WHAT YOU HAVE TO DO: Include in the output the line containing "Output a JSON" and each subsequent line of the records, through the end, transcribed exactly. Add nothing else.

RECORDS FOR THE TASK:
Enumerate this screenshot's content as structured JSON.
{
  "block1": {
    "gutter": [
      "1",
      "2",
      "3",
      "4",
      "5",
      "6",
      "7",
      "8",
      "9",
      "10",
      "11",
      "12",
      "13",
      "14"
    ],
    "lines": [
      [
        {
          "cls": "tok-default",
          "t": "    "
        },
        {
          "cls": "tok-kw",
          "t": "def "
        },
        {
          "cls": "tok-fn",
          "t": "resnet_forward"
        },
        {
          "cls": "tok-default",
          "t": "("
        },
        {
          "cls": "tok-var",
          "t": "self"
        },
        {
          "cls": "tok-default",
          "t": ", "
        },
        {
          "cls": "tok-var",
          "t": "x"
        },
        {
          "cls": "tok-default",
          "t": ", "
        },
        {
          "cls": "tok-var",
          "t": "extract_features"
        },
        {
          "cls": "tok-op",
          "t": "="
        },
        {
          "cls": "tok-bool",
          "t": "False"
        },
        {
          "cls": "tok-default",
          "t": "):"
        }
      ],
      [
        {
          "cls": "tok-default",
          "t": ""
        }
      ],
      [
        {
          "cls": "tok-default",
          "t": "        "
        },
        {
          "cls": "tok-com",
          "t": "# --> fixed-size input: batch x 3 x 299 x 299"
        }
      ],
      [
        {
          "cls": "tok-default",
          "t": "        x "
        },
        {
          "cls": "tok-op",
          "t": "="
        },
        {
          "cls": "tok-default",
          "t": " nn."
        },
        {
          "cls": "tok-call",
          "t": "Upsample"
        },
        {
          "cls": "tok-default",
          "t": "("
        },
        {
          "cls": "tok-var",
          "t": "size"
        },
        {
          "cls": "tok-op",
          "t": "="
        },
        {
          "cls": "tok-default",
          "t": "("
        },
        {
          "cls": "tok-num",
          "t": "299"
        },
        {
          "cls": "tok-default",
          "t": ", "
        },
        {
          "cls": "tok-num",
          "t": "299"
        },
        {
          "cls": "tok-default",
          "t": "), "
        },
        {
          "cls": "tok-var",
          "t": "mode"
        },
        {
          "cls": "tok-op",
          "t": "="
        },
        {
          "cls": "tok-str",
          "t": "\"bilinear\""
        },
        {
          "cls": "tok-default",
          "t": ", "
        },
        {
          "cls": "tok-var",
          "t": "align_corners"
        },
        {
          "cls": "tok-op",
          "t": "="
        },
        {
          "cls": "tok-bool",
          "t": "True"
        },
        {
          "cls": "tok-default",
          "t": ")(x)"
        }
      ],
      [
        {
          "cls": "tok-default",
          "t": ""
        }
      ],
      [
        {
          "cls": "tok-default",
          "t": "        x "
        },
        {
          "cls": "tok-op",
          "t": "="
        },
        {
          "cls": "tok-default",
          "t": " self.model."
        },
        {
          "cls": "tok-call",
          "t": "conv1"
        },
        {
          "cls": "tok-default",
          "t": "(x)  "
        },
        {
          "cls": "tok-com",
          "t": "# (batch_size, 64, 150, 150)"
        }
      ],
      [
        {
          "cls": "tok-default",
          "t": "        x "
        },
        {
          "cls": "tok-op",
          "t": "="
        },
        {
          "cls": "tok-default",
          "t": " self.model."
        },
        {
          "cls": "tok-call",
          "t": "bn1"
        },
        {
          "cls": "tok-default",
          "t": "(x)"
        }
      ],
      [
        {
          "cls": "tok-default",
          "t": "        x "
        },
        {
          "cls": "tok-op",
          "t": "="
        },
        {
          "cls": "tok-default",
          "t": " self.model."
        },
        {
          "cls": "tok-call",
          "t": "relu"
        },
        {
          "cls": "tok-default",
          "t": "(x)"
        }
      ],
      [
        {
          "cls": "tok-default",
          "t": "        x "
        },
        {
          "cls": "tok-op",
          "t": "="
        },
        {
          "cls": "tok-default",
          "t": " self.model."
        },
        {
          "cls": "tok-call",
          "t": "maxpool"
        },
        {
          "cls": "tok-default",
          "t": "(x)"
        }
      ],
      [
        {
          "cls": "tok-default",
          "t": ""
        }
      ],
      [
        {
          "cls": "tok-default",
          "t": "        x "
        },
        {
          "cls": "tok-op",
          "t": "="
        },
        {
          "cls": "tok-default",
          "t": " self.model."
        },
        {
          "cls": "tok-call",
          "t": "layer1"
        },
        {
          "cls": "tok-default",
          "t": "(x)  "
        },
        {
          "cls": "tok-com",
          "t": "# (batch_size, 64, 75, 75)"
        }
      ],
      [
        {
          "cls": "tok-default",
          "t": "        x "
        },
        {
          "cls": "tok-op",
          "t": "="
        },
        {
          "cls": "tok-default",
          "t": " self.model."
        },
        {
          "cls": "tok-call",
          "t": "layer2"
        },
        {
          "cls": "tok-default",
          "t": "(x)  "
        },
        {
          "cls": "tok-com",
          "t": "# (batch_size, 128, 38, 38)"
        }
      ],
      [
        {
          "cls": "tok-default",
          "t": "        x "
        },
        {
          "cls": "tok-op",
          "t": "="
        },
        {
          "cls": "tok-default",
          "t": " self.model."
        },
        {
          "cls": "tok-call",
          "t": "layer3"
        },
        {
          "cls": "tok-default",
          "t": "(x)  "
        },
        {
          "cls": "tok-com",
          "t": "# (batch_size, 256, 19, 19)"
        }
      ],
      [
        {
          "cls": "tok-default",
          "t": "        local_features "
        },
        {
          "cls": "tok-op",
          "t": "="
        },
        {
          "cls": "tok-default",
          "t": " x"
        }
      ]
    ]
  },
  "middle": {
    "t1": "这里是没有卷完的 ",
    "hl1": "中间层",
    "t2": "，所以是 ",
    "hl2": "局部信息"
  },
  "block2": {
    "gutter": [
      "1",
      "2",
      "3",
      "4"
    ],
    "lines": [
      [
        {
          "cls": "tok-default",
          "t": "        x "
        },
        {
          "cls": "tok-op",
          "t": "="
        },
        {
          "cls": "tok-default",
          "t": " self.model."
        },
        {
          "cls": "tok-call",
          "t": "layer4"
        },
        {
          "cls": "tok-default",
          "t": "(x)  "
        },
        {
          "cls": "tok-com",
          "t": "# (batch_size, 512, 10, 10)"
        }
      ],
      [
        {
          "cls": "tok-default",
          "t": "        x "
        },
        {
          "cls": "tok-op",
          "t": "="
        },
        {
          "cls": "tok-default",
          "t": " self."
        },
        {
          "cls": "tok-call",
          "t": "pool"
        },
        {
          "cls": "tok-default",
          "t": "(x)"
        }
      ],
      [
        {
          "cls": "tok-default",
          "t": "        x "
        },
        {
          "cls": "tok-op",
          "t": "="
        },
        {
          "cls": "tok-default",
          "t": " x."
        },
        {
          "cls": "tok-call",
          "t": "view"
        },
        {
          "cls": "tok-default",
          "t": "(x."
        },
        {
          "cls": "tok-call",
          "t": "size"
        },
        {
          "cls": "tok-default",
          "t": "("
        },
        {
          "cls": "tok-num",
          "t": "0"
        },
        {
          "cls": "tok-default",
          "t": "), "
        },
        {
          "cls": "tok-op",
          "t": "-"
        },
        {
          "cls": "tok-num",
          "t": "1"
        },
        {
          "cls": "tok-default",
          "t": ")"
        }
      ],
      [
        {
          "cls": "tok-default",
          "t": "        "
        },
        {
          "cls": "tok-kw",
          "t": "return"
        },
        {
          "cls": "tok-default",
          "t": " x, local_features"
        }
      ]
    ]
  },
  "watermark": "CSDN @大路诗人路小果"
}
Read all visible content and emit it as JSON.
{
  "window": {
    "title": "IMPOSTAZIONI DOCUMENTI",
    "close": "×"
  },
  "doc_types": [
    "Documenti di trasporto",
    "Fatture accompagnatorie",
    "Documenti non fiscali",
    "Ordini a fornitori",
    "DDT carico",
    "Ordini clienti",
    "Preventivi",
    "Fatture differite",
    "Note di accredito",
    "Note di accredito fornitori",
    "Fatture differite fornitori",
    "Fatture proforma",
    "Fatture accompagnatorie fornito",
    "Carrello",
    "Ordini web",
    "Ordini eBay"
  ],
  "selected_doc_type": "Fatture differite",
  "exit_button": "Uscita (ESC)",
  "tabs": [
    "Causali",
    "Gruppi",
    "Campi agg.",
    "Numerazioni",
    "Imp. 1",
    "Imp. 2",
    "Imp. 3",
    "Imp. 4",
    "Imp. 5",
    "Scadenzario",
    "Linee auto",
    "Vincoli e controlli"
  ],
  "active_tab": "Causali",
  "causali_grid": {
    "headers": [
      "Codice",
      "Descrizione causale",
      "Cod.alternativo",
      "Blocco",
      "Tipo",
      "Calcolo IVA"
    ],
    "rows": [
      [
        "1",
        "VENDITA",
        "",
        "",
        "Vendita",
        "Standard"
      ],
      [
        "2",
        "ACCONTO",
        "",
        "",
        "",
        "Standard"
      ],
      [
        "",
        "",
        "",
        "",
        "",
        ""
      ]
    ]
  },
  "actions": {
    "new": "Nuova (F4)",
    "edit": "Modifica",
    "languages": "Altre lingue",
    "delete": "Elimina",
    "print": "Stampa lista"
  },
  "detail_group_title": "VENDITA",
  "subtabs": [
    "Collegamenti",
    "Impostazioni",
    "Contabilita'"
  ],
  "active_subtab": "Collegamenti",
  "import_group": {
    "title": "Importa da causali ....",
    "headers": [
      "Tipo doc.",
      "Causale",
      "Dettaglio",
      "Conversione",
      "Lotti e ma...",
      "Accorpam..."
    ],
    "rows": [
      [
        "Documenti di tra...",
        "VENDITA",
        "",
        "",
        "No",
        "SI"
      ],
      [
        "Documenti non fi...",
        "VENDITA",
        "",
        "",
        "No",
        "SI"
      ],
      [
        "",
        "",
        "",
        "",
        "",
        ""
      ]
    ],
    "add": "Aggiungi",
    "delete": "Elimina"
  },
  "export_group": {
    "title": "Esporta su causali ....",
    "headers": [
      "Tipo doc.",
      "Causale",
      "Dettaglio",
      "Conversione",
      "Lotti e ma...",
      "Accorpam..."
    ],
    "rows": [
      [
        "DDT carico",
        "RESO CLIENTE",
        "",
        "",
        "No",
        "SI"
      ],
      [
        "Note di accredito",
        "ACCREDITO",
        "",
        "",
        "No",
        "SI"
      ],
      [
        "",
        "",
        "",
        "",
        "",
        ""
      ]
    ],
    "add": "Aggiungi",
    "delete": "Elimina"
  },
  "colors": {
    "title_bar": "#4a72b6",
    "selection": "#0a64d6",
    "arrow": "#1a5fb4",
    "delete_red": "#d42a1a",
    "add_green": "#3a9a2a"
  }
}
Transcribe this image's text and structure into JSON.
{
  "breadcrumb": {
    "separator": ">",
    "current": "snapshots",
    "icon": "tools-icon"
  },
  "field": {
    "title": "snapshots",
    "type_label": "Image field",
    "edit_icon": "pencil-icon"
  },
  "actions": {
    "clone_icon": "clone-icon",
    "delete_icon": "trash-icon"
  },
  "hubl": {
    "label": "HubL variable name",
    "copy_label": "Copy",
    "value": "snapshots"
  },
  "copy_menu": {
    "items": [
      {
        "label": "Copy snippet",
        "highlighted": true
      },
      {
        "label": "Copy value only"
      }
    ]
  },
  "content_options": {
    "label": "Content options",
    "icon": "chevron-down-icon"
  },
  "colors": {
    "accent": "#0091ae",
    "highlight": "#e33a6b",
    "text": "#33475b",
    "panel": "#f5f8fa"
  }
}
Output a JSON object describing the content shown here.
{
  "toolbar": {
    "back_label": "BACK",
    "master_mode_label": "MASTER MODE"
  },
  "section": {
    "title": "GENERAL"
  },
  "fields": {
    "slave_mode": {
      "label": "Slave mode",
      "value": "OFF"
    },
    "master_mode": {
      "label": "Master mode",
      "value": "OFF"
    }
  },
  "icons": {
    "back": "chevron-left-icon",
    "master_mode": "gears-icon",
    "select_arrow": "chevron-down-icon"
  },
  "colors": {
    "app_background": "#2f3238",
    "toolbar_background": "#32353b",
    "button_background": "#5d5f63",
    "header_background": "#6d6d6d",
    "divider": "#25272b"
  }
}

SOLUTION TO THIS EXERCISE:
Output a JSON object describing the content shown here.
{
  "toolbar": {
    "back_label": "BACK",
    "master_mode_label": "MASTER MODE"
  },
  "section": {
    "title": "GENERAL"
  },
  "fields": {
    "slave_mode": {
      "label": "Slave mode",
      "value": "OFF"
    },
    "master_mode": {
      "label": "Master mode",
      "value": "OFF"
    }
  },
  "icons": {
    "back": "chevron-left-icon",
    "master_mode": "gears-icon",
    "select_arrow": "chevron-down-icon"
  },
  "colors": {
    "app_background": "#2f3238",
    "toolbar_background": "#32353b",
    "button_background": "#5d5f63",
    "header_background": "#6d6d6d",
    "divider": "#25272b"
  }
}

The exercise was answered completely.